Dataset entries start
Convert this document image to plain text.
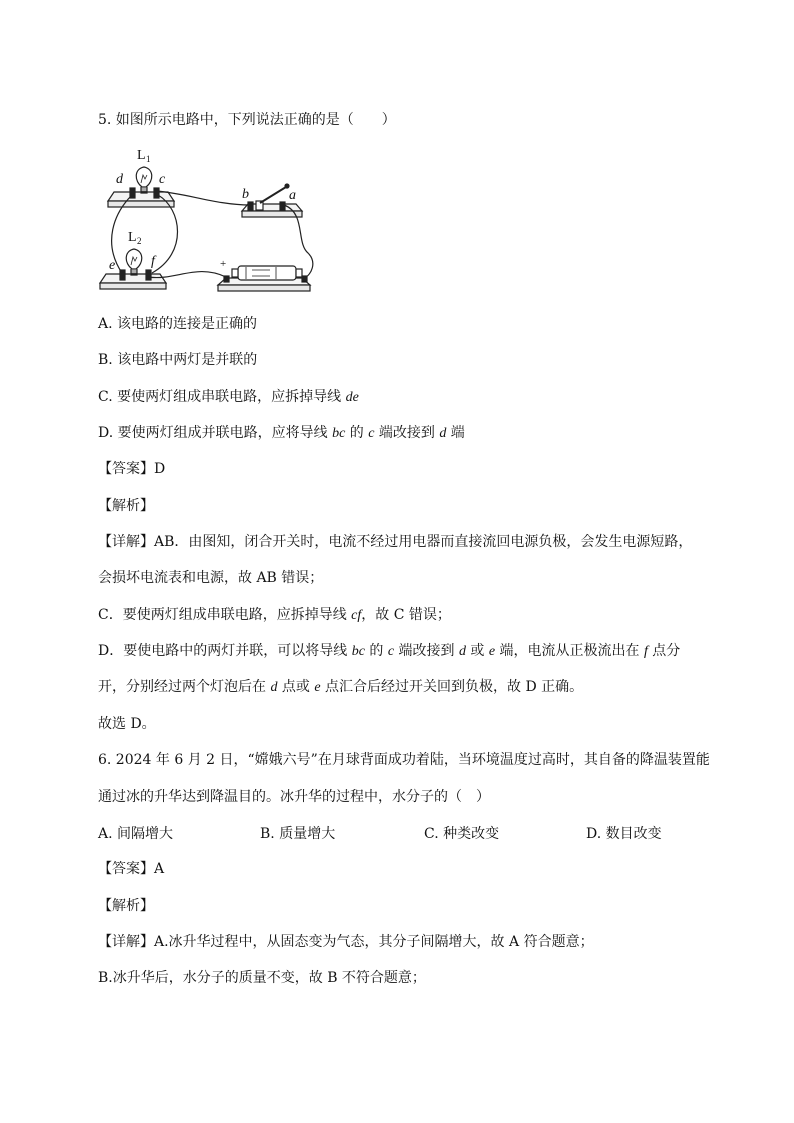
5. 如图所示电路中，下列说法正确的是（　　）
L 1
d	c
L 2
e	f
b	a
+
−
A. 该电路的连接是正确的
B. 该电路中两灯是并联的
C. 要使两灯组成串联电路，应拆掉导线 de
D. 要使两灯组成并联电路，应将导线 bc 的 c 端改接到 d 端
【答案】D
【解析】
【详解】AB．由图知，闭合开关时，电流不经过用电器而直接流回电源负极，会发生电源短路，
会损坏电流表和电源，故 AB 错误；
C．要使两灯组成串联电路，应拆掉导线 cf，故 C 错误；
D．要使电路中的两灯并联，可以将导线 bc 的 c 端改接到 d 或 e 端，电流从正极流出在 f 点分
开，分别经过两个灯泡后在 d 点或 e 点汇合后经过开关回到负极，故 D 正确。
故选 D。
6. 2024 年 6 月 2 日，“嫦娥六号”在月球背面成功着陆，当环境温度过高时，其自备的降温装置能
通过冰的升华达到降温目的。冰升华的过程中，水分子的（　）
A. 间隔增大	B. 质量增大	C. 种类改变	D. 数目改变
【答案】A
【解析】
【详解】A.冰升华过程中，从固态变为气态，其分子间隔增大，故 A 符合题意；
B.冰升华后，水分子的质量不变，故 B 不符合题意；
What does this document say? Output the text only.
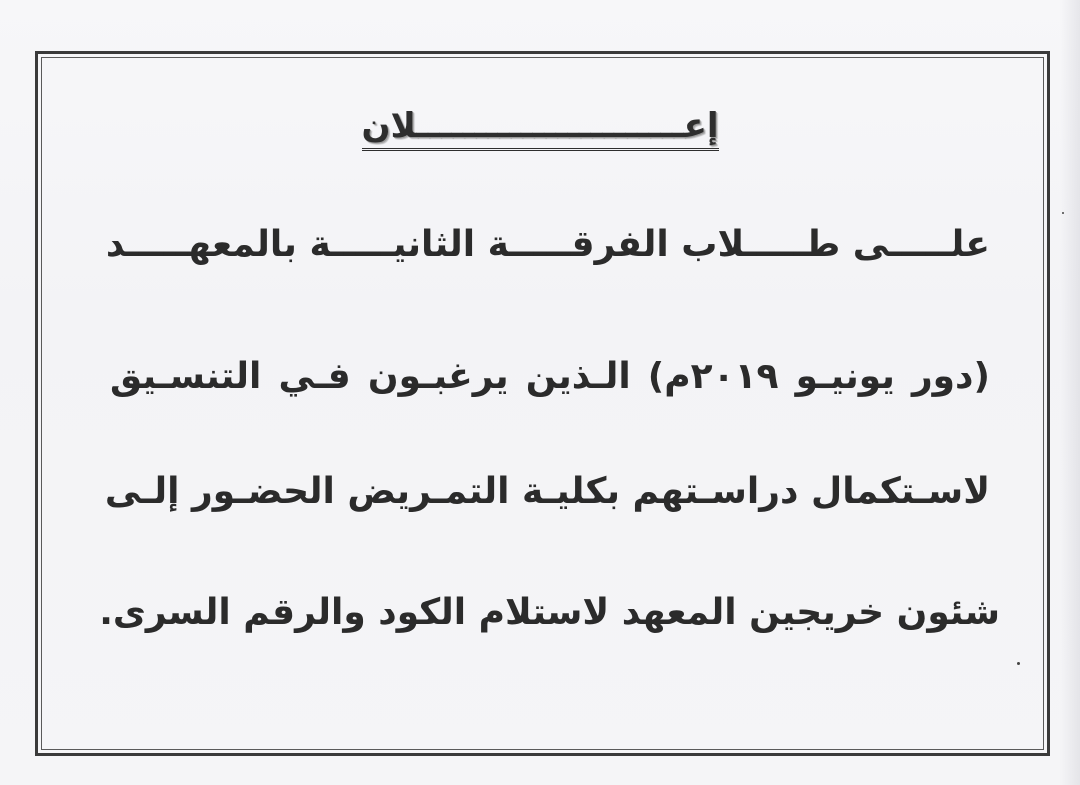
إعـــــــــــــــــــــــلان
علـــــى طـــــلاب الفرقـــــة الثانيـــــة بالمعهـــــد
(دور يونيـو ٢٠١٩م) الـذين يرغبـون فـي التنسـيق
لاسـتكمال دراسـتهم بكليـة التمـريض الحضـور إلـى
شئون خريجين المعهد لاستلام الكود والرقم السرى.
Dataset entries end
▸ Description of the task:
Please write out all the data again word for word, but not the pictures.

▸ Output of the exercise:
Convert this document image to plain text.
5. 如图所示电路中，下列说法正确的是（　　）
L 1
d	c
L 2
e	f
b	a
+
−
A. 该电路的连接是正确的
B. 该电路中两灯是并联的
C. 要使两灯组成串联电路，应拆掉导线 de
D. 要使两灯组成并联电路，应将导线 bc 的 c 端改接到 d 端
【答案】D
【解析】
【详解】AB．由图知，闭合开关时，电流不经过用电器而直接流回电源负极，会发生电源短路，
会损坏电流表和电源，故 AB 错误；
C．要使两灯组成串联电路，应拆掉导线 cf，故 C 错误；
D．要使电路中的两灯并联，可以将导线 bc 的 c 端改接到 d 或 e 端，电流从正极流出在 f 点分
开，分别经过两个灯泡后在 d 点或 e 点汇合后经过开关回到负极，故 D 正确。
故选 D。
6. 2024 年 6 月 2 日，“嫦娥六号”在月球背面成功着陆，当环境温度过高时，其自备的降温装置能
通过冰的升华达到降温目的。冰升华的过程中，水分子的（　）
A. 间隔增大	B. 质量增大	C. 种类改变	D. 数目改变
【答案】A
【解析】
【详解】A.冰升华过程中，从固态变为气态，其分子间隔增大，故 A 符合题意；
B.冰升华后，水分子的质量不变，故 B 不符合题意；
What does this document say? Output the text only.
إعـــــــــــــــــــــــلان
علـــــى طـــــلاب الفرقـــــة الثانيـــــة بالمعهـــــد
(دور يونيـو ٢٠١٩م) الـذين يرغبـون فـي التنسـيق
لاسـتكمال دراسـتهم بكليـة التمـريض الحضـور إلـى
شئون خريجين المعهد لاستلام الكود والرقم السرى.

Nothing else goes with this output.